::: Information provided
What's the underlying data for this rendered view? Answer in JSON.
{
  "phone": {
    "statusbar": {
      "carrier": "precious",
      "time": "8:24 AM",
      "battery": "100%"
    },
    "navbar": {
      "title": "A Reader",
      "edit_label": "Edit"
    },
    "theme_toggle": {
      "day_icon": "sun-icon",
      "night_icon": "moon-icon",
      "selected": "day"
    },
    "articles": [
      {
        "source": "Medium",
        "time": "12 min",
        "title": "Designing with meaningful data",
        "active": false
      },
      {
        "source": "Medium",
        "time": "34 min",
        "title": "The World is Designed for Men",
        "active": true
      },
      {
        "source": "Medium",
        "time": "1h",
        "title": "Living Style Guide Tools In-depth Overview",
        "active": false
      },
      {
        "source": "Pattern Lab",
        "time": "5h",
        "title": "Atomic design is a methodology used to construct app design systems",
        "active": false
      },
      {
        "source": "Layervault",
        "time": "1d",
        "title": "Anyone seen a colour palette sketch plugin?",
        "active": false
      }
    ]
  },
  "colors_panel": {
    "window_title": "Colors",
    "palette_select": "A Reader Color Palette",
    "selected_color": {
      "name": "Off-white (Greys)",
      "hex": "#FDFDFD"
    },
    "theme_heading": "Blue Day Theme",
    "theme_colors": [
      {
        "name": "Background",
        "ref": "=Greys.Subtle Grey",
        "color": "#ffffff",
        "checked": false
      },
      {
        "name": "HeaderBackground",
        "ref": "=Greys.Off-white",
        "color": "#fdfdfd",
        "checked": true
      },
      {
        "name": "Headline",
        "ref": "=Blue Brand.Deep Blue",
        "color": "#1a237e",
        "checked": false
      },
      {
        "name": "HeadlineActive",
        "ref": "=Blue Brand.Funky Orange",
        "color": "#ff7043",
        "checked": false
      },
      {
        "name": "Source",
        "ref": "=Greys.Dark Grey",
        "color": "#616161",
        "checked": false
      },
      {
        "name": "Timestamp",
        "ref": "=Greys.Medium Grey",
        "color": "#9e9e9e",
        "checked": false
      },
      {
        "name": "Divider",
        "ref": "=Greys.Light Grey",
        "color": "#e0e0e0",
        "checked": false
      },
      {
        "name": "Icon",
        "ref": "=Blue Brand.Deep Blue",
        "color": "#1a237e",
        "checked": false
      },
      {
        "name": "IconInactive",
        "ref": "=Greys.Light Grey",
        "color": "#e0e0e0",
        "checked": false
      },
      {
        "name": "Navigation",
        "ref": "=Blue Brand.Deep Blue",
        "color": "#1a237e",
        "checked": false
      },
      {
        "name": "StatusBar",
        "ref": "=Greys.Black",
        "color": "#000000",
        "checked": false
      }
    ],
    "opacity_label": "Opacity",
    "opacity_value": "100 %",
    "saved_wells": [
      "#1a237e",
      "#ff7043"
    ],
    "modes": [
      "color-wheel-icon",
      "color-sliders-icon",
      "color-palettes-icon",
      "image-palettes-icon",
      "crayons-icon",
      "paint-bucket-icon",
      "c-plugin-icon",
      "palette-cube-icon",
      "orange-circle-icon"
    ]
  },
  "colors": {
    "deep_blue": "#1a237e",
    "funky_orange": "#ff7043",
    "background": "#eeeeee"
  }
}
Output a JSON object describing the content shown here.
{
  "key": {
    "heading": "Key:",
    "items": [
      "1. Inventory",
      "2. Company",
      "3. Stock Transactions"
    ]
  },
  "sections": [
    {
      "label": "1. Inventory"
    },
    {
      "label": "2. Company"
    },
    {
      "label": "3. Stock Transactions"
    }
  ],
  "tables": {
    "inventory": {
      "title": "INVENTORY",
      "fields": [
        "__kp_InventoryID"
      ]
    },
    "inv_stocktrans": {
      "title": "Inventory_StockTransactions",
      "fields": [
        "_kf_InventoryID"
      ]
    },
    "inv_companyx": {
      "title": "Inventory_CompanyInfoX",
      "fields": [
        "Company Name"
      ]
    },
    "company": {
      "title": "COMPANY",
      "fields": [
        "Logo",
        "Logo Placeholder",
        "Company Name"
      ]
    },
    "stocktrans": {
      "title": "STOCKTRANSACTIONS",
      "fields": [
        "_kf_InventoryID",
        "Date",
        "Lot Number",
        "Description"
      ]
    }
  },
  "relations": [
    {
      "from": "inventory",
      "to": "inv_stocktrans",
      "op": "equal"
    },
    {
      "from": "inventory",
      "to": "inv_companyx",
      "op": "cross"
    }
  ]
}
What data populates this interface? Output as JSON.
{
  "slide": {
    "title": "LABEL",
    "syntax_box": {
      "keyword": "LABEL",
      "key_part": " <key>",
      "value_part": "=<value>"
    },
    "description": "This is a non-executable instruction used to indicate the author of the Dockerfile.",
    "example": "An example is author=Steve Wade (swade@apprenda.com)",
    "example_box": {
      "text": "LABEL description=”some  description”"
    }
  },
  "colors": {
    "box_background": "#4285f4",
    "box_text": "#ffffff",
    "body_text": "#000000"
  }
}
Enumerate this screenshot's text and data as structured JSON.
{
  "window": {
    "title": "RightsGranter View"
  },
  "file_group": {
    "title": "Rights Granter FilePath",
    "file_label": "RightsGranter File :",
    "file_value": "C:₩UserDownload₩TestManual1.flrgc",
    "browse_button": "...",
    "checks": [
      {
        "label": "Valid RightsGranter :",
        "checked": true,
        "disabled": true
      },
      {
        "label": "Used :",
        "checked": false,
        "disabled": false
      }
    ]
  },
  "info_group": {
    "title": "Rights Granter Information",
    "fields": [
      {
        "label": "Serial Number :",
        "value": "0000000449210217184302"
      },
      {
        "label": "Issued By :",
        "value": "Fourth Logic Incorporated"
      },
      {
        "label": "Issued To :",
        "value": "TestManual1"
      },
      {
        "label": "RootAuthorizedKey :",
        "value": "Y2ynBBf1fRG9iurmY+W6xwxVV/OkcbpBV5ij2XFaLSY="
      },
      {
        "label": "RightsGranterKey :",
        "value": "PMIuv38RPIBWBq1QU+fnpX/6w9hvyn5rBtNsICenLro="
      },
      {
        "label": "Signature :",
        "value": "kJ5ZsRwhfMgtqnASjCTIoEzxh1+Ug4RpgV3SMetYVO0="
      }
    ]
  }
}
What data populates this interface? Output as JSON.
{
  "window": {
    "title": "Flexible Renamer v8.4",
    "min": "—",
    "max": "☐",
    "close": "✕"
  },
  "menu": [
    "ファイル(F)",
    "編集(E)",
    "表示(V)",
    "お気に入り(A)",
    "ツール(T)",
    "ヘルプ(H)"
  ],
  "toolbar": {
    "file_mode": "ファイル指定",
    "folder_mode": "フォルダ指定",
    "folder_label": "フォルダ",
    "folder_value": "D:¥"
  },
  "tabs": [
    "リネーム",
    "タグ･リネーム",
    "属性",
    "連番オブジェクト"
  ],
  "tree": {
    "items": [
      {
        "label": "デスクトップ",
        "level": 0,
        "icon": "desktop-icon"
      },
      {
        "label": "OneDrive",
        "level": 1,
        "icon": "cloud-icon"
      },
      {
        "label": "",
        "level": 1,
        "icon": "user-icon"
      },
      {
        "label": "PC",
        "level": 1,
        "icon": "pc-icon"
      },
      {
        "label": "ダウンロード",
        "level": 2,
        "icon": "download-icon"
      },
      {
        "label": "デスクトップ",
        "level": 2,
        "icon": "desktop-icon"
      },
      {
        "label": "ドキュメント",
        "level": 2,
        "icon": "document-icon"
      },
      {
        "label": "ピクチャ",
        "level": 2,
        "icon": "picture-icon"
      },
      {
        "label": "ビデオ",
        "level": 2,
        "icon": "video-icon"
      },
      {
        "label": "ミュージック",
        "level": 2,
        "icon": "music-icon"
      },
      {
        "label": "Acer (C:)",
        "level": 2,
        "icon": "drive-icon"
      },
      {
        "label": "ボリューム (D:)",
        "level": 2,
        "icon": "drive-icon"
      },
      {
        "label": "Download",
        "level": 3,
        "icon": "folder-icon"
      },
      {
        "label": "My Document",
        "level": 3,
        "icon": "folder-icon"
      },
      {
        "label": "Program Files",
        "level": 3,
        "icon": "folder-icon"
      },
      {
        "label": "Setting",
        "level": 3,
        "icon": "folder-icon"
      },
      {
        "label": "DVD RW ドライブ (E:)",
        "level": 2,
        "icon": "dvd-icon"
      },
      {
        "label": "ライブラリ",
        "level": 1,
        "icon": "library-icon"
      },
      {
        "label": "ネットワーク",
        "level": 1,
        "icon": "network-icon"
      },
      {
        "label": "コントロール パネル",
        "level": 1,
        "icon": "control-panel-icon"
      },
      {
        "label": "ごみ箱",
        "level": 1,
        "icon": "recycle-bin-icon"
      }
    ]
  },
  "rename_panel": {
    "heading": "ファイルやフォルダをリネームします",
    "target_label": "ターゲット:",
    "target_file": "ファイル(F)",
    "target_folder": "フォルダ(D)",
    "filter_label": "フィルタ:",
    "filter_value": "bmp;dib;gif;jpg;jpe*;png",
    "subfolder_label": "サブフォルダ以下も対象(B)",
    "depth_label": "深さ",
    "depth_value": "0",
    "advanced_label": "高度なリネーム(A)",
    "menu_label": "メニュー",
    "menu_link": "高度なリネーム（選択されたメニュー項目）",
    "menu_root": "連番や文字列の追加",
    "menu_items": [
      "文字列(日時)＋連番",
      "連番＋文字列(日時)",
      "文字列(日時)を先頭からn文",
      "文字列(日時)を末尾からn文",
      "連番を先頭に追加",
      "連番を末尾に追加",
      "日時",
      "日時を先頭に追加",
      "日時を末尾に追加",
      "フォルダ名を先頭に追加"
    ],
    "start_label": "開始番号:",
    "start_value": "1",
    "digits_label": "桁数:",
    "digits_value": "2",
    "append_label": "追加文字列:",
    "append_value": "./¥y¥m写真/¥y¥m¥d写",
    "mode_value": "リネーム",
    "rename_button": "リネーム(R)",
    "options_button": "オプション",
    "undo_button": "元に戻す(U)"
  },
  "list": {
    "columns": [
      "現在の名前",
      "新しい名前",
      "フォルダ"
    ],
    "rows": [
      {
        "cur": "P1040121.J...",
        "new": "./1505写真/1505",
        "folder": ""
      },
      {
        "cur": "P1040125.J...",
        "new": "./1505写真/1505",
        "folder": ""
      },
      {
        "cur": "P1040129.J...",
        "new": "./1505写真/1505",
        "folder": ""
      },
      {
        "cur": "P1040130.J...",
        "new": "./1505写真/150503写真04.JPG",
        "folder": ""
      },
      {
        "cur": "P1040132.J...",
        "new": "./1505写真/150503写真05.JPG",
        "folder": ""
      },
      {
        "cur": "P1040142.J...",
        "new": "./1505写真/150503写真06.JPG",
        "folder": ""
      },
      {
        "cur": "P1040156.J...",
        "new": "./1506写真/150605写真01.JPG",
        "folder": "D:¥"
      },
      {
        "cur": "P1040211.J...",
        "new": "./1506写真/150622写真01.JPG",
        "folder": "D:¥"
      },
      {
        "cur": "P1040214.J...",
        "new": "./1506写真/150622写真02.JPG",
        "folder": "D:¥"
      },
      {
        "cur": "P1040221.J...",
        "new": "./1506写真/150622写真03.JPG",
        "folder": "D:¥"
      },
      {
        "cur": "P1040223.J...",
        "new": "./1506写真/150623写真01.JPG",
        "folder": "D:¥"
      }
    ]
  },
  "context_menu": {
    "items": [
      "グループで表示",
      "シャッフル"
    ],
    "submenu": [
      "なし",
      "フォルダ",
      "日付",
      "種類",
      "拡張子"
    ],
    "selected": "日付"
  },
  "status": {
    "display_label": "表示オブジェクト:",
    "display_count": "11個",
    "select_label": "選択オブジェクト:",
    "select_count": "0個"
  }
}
::::::
** Goal **
Report each line of the material above where the word "JSON" appears.

** Output of the exercise **
What's the underlying data for this rendered view? Answer in JSON.
Output a JSON object describing the content shown here.
What data populates this interface? Output as JSON.
Enumerate this screenshot's text and data as structured JSON.
What data populates this interface? Output as JSON.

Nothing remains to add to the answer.